**Recorded data:**
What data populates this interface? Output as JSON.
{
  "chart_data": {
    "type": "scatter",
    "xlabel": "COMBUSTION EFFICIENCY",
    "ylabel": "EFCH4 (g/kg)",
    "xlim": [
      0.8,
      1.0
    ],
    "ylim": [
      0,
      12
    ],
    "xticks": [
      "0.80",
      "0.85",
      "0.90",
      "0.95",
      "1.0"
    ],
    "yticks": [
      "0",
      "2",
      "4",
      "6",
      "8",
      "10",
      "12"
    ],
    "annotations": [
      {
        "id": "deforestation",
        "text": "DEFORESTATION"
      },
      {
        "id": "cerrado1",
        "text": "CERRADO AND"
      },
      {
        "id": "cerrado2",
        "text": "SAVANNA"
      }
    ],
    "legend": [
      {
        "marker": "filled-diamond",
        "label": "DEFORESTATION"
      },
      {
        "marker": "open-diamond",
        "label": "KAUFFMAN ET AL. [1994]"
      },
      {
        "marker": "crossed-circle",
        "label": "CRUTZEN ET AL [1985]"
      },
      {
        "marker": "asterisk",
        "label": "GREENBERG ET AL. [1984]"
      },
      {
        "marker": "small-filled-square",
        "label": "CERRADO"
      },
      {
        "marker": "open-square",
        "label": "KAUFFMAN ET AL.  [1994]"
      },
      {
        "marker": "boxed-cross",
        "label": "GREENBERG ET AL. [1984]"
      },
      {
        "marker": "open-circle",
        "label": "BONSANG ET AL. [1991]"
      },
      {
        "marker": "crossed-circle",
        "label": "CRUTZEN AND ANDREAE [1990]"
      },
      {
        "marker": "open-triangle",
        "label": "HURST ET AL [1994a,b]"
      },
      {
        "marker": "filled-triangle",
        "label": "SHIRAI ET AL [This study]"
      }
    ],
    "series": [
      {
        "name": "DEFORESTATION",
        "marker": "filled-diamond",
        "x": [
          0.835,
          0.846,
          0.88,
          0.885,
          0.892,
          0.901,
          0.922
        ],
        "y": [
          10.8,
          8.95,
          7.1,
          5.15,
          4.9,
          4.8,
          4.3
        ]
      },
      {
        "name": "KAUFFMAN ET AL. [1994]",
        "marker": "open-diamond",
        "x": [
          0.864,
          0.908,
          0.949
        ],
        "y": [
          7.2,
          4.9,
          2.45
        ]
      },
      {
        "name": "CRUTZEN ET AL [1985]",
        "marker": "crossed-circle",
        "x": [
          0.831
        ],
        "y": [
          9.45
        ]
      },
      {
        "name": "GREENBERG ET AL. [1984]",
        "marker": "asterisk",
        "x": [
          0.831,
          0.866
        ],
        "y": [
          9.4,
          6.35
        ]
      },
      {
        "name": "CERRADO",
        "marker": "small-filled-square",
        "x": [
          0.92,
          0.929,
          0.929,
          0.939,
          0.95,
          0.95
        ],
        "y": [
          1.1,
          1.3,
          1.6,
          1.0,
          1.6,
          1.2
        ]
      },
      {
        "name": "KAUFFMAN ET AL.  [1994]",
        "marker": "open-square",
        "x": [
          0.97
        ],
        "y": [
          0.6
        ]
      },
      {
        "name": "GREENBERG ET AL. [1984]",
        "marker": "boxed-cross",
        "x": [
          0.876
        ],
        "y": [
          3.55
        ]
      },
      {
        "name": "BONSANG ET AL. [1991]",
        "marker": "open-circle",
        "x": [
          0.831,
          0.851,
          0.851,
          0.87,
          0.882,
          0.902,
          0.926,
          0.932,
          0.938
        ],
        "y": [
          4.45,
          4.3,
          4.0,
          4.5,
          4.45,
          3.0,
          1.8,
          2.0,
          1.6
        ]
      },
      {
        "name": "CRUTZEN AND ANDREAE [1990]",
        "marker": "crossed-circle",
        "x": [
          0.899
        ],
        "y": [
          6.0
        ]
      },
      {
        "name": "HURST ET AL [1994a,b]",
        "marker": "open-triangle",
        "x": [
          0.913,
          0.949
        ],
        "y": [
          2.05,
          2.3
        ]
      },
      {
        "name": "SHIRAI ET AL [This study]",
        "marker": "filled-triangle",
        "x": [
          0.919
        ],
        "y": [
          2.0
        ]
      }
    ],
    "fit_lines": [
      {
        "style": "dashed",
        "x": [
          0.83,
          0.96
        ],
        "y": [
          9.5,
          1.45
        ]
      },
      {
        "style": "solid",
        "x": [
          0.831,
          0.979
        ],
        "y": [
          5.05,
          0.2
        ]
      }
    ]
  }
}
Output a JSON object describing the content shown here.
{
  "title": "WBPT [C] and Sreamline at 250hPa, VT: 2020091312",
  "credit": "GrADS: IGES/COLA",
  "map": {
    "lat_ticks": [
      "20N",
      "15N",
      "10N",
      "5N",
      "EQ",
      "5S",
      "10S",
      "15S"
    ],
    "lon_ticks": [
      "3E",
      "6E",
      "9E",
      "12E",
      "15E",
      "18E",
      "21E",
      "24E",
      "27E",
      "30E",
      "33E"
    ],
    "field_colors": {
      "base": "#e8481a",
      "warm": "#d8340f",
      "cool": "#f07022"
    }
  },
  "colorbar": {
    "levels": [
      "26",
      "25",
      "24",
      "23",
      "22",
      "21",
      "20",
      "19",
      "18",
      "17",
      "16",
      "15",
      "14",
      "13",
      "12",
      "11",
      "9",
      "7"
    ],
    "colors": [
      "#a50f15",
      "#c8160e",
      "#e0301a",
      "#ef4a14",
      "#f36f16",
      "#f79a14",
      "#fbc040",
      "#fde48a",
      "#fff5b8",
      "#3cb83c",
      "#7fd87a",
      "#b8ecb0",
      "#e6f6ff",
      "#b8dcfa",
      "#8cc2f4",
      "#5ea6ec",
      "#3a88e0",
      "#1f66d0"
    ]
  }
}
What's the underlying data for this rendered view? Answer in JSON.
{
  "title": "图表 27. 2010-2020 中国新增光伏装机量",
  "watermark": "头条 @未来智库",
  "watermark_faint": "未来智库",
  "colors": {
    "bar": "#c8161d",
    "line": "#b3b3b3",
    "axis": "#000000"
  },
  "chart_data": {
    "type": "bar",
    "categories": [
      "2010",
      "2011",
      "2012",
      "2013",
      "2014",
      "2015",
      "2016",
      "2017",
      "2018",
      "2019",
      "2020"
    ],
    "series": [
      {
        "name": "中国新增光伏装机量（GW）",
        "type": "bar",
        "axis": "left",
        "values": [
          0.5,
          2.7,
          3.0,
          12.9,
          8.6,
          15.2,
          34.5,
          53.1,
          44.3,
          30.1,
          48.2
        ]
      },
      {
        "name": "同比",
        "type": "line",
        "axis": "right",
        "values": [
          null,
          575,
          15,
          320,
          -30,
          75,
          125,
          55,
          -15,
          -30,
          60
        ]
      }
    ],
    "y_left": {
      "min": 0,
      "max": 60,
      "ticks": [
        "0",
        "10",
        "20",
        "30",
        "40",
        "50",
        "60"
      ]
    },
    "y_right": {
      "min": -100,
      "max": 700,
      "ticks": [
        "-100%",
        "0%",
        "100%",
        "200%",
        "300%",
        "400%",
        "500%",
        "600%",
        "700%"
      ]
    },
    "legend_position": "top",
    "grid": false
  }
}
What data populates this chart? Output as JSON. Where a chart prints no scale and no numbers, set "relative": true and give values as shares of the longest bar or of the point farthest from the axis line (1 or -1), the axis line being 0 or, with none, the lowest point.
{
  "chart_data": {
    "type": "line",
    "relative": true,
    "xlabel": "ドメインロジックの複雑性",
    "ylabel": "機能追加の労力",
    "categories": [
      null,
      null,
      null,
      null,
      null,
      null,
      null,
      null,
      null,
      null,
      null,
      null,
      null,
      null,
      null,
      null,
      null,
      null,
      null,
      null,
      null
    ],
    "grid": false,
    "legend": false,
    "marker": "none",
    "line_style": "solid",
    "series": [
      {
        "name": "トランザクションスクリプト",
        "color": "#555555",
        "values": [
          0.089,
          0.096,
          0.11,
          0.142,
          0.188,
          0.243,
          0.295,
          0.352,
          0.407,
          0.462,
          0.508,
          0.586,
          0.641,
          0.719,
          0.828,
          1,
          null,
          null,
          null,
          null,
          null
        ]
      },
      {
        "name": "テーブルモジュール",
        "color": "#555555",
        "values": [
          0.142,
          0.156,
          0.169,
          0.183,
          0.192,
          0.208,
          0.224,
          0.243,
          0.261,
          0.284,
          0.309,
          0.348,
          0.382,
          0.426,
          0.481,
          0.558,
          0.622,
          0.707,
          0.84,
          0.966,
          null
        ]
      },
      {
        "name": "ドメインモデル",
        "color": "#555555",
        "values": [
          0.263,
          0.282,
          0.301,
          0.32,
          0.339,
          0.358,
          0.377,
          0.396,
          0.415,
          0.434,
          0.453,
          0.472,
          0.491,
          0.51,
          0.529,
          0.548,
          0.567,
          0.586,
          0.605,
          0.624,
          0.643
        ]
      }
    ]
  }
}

**What to work on:** Look above for lines with the word "未来智库" and copy them all.

**Task response:**
  "watermark": "头条 @未来智库",
  "watermark_faint": "未来智库",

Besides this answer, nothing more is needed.